■ Short exercise: Only lines holding the string "icon" are wanted; copy each one from the material.

— START OF Data section —

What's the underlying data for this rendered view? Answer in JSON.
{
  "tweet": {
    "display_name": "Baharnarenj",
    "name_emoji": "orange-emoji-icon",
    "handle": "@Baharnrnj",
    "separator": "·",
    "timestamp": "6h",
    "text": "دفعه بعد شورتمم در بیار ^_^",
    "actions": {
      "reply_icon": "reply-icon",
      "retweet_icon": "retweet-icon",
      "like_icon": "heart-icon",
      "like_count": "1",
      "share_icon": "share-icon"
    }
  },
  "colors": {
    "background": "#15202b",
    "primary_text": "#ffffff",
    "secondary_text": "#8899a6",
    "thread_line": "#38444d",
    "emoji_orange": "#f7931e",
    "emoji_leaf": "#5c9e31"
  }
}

— END OF Data section —

■ Output below:
    "name_emoji": "orange-emoji-icon",
      "reply_icon": "reply-icon",
      "retweet_icon": "retweet-icon",
      "like_icon": "heart-icon",
      "share_icon": "share-icon"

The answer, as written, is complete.